+++ Available records +++

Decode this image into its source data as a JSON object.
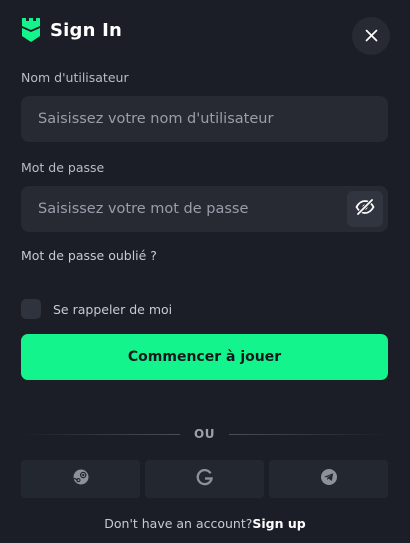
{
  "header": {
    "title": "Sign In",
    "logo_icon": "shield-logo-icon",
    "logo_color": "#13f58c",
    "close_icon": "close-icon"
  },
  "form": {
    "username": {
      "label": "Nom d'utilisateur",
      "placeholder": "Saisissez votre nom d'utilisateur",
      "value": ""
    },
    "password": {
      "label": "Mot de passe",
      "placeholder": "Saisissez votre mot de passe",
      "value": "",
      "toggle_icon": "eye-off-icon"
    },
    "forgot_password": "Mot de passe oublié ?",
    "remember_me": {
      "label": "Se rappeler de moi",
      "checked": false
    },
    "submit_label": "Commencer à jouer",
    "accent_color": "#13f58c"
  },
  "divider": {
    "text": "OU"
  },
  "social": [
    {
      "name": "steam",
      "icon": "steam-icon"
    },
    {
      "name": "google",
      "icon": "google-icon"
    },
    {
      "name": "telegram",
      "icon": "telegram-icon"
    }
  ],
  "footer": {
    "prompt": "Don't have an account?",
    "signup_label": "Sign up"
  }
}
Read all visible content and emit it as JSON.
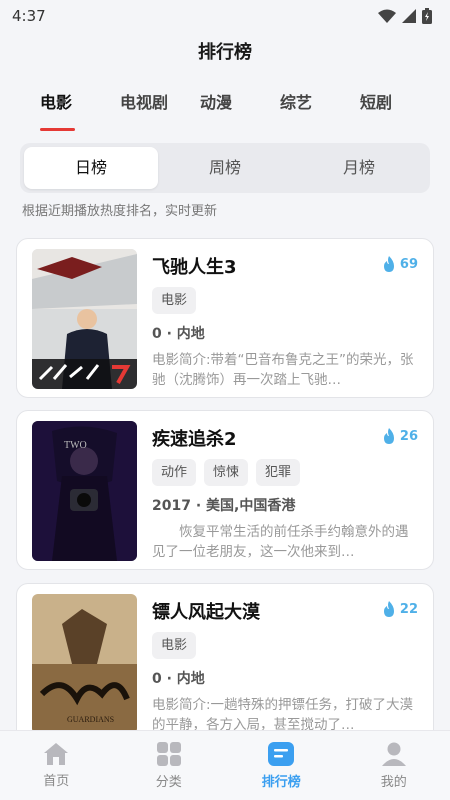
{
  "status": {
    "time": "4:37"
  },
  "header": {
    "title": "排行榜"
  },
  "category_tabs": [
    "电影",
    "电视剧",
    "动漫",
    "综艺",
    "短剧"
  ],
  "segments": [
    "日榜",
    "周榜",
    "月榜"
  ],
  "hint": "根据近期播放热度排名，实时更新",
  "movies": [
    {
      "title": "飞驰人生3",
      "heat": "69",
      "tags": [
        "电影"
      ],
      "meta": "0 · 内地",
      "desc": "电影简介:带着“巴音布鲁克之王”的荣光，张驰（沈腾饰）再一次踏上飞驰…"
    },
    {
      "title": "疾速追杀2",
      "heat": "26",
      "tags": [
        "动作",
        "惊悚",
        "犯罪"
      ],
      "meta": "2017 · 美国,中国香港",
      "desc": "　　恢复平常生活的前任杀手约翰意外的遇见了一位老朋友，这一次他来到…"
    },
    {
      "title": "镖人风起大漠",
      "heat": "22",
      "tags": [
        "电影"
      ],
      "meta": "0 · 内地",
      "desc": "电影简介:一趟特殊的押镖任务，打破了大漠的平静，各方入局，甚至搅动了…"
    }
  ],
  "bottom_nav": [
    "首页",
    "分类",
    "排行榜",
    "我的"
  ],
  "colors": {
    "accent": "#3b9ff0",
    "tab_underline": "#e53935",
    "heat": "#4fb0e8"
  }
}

+++

Work required.
Search the data above for the string "title" and copy each line that has it.

Finished exercise.
    "title": "Sign In",
    "title": "排行榜"
      "title": "飞驰人生3",
      "title": "疾速追杀2",
      "title": "镖人风起大漠",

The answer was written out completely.